** start **

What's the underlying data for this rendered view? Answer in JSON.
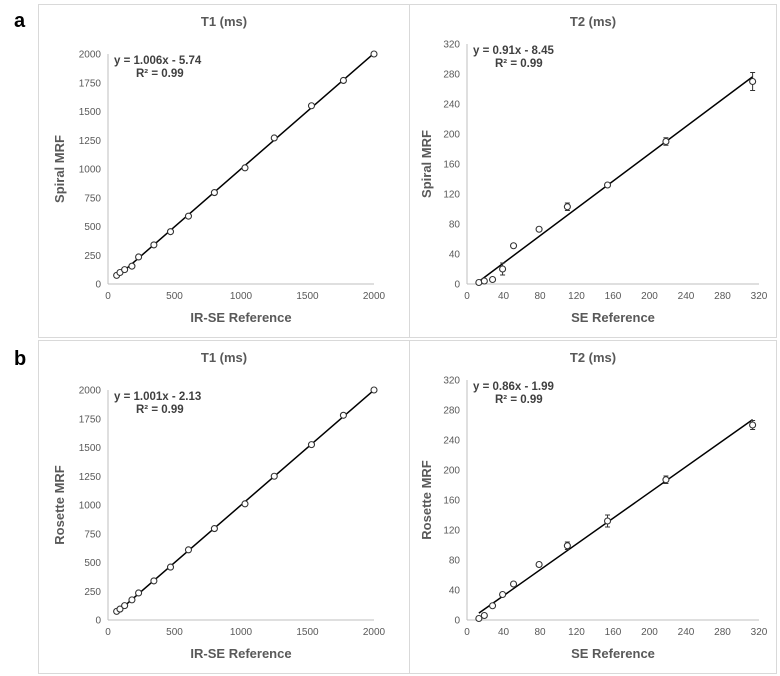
{
  "panels": [
    {
      "letter": "a"
    },
    {
      "letter": "b"
    }
  ],
  "chart_data": [
    {
      "type": "scatter",
      "title": "T1 (ms)",
      "xlabel": "IR-SE Reference",
      "ylabel": "Spiral MRF",
      "xlim": [
        0,
        2000
      ],
      "ylim": [
        0,
        2000
      ],
      "xticks": [
        0,
        500,
        1000,
        1500,
        2000
      ],
      "yticks": [
        0,
        250,
        500,
        750,
        1000,
        1250,
        1500,
        1750,
        2000
      ],
      "equation": "y = 1.006x - 5.74",
      "r2": "R² = 0.99",
      "fit": {
        "slope": 1.006,
        "intercept": -5.74,
        "x_range": [
          60,
          2000
        ]
      },
      "x": [
        65,
        90,
        125,
        180,
        230,
        345,
        470,
        605,
        800,
        1030,
        1250,
        1530,
        1770,
        2000
      ],
      "y": [
        75,
        100,
        125,
        155,
        235,
        340,
        455,
        590,
        795,
        1010,
        1270,
        1550,
        1770,
        2000
      ],
      "err": [
        5,
        5,
        5,
        5,
        5,
        5,
        5,
        5,
        5,
        5,
        5,
        5,
        5,
        5
      ],
      "grid": false
    },
    {
      "type": "scatter",
      "title": "T2 (ms)",
      "xlabel": "SE Reference",
      "ylabel": "Spiral MRF",
      "xlim": [
        0,
        320
      ],
      "ylim": [
        0,
        320
      ],
      "xticks": [
        0,
        40,
        80,
        120,
        160,
        200,
        240,
        280,
        320
      ],
      "yticks": [
        0,
        40,
        80,
        120,
        160,
        200,
        240,
        280,
        320
      ],
      "equation": "y = 0.91x - 8.45",
      "r2": "R² = 0.99",
      "fit": {
        "slope": 0.91,
        "intercept": -8.45,
        "x_range": [
          13,
          313
        ]
      },
      "x": [
        13,
        19,
        28,
        39,
        51,
        79,
        110,
        154,
        218,
        313
      ],
      "y": [
        2,
        4,
        6,
        20,
        51,
        73,
        103,
        132,
        190,
        270
      ],
      "err": [
        1,
        1,
        2,
        8,
        2,
        4,
        5,
        4,
        5,
        12
      ],
      "grid": false
    },
    {
      "type": "scatter",
      "title": "T1 (ms)",
      "xlabel": "IR-SE Reference",
      "ylabel": "Rosette MRF",
      "xlim": [
        0,
        2000
      ],
      "ylim": [
        0,
        2000
      ],
      "xticks": [
        0,
        500,
        1000,
        1500,
        2000
      ],
      "yticks": [
        0,
        250,
        500,
        750,
        1000,
        1250,
        1500,
        1750,
        2000
      ],
      "equation": "y = 1.001x - 2.13",
      "r2": "R² = 0.99",
      "fit": {
        "slope": 1.001,
        "intercept": -2.13,
        "x_range": [
          60,
          2000
        ]
      },
      "x": [
        65,
        90,
        125,
        180,
        230,
        345,
        470,
        605,
        800,
        1030,
        1250,
        1530,
        1770,
        2000
      ],
      "y": [
        75,
        95,
        125,
        175,
        235,
        340,
        460,
        610,
        795,
        1010,
        1250,
        1525,
        1780,
        2000
      ],
      "err": [
        5,
        5,
        5,
        5,
        5,
        5,
        5,
        5,
        5,
        5,
        5,
        5,
        5,
        5
      ],
      "grid": false
    },
    {
      "type": "scatter",
      "title": "T2 (ms)",
      "xlabel": "SE Reference",
      "ylabel": "Rosette MRF",
      "xlim": [
        0,
        320
      ],
      "ylim": [
        0,
        320
      ],
      "xticks": [
        0,
        40,
        80,
        120,
        160,
        200,
        240,
        280,
        320
      ],
      "yticks": [
        0,
        40,
        80,
        120,
        160,
        200,
        240,
        280,
        320
      ],
      "equation": "y = 0.86x - 1.99",
      "r2": "R² = 0.99",
      "fit": {
        "slope": 0.86,
        "intercept": -1.99,
        "x_range": [
          13,
          313
        ]
      },
      "x": [
        13,
        19,
        28,
        39,
        51,
        79,
        110,
        154,
        218,
        313
      ],
      "y": [
        2,
        6,
        19,
        34,
        48,
        74,
        99,
        132,
        187,
        260
      ],
      "err": [
        1,
        2,
        4,
        2,
        4,
        2,
        5,
        8,
        5,
        6
      ],
      "grid": false
    }
  ]
}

** end **

- Description of the task:
Leave the pictures out and reproduce each record exactly as written.

- Written answer:
What's the underlying data for this rendered view? Answer in JSON.
{
  "panels": [
    {
      "letter": "a"
    },
    {
      "letter": "b"
    }
  ],
  "chart_data": [
    {
      "type": "scatter",
      "title": "T1 (ms)",
      "xlabel": "IR-SE Reference",
      "ylabel": "Spiral MRF",
      "xlim": [
        0,
        2000
      ],
      "ylim": [
        0,
        2000
      ],
      "xticks": [
        0,
        500,
        1000,
        1500,
        2000
      ],
      "yticks": [
        0,
        250,
        500,
        750,
        1000,
        1250,
        1500,
        1750,
        2000
      ],
      "equation": "y = 1.006x - 5.74",
      "r2": "R² = 0.99",
      "fit": {
        "slope": 1.006,
        "intercept": -5.74,
        "x_range": [
          60,
          2000
        ]
      },
      "x": [
        65,
        90,
        125,
        180,
        230,
        345,
        470,
        605,
        800,
        1030,
        1250,
        1530,
        1770,
        2000
      ],
      "y": [
        75,
        100,
        125,
        155,
        235,
        340,
        455,
        590,
        795,
        1010,
        1270,
        1550,
        1770,
        2000
      ],
      "err": [
        5,
        5,
        5,
        5,
        5,
        5,
        5,
        5,
        5,
        5,
        5,
        5,
        5,
        5
      ],
      "grid": false
    },
    {
      "type": "scatter",
      "title": "T2 (ms)",
      "xlabel": "SE Reference",
      "ylabel": "Spiral MRF",
      "xlim": [
        0,
        320
      ],
      "ylim": [
        0,
        320
      ],
      "xticks": [
        0,
        40,
        80,
        120,
        160,
        200,
        240,
        280,
        320
      ],
      "yticks": [
        0,
        40,
        80,
        120,
        160,
        200,
        240,
        280,
        320
      ],
      "equation": "y = 0.91x - 8.45",
      "r2": "R² = 0.99",
      "fit": {
        "slope": 0.91,
        "intercept": -8.45,
        "x_range": [
          13,
          313
        ]
      },
      "x": [
        13,
        19,
        28,
        39,
        51,
        79,
        110,
        154,
        218,
        313
      ],
      "y": [
        2,
        4,
        6,
        20,
        51,
        73,
        103,
        132,
        190,
        270
      ],
      "err": [
        1,
        1,
        2,
        8,
        2,
        4,
        5,
        4,
        5,
        12
      ],
      "grid": false
    },
    {
      "type": "scatter",
      "title": "T1 (ms)",
      "xlabel": "IR-SE Reference",
      "ylabel": "Rosette MRF",
      "xlim": [
        0,
        2000
      ],
      "ylim": [
        0,
        2000
      ],
      "xticks": [
        0,
        500,
        1000,
        1500,
        2000
      ],
      "yticks": [
        0,
        250,
        500,
        750,
        1000,
        1250,
        1500,
        1750,
        2000
      ],
      "equation": "y = 1.001x - 2.13",
      "r2": "R² = 0.99",
      "fit": {
        "slope": 1.001,
        "intercept": -2.13,
        "x_range": [
          60,
          2000
        ]
      },
      "x": [
        65,
        90,
        125,
        180,
        230,
        345,
        470,
        605,
        800,
        1030,
        1250,
        1530,
        1770,
        2000
      ],
      "y": [
        75,
        95,
        125,
        175,
        235,
        340,
        460,
        610,
        795,
        1010,
        1250,
        1525,
        1780,
        2000
      ],
      "err": [
        5,
        5,
        5,
        5,
        5,
        5,
        5,
        5,
        5,
        5,
        5,
        5,
        5,
        5
      ],
      "grid": false
    },
    {
      "type": "scatter",
      "title": "T2 (ms)",
      "xlabel": "SE Reference",
      "ylabel": "Rosette MRF",
      "xlim": [
        0,
        320
      ],
      "ylim": [
        0,
        320
      ],
      "xticks": [
        0,
        40,
        80,
        120,
        160,
        200,
        240,
        280,
        320
      ],
      "yticks": [
        0,
        40,
        80,
        120,
        160,
        200,
        240,
        280,
        320
      ],
      "equation": "y = 0.86x - 1.99",
      "r2": "R² = 0.99",
      "fit": {
        "slope": 0.86,
        "intercept": -1.99,
        "x_range": [
          13,
          313
        ]
      },
      "x": [
        13,
        19,
        28,
        39,
        51,
        79,
        110,
        154,
        218,
        313
      ],
      "y": [
        2,
        6,
        19,
        34,
        48,
        74,
        99,
        132,
        187,
        260
      ],
      "err": [
        1,
        2,
        4,
        2,
        4,
        2,
        5,
        8,
        5,
        6
      ],
      "grid": false
    }
  ]
}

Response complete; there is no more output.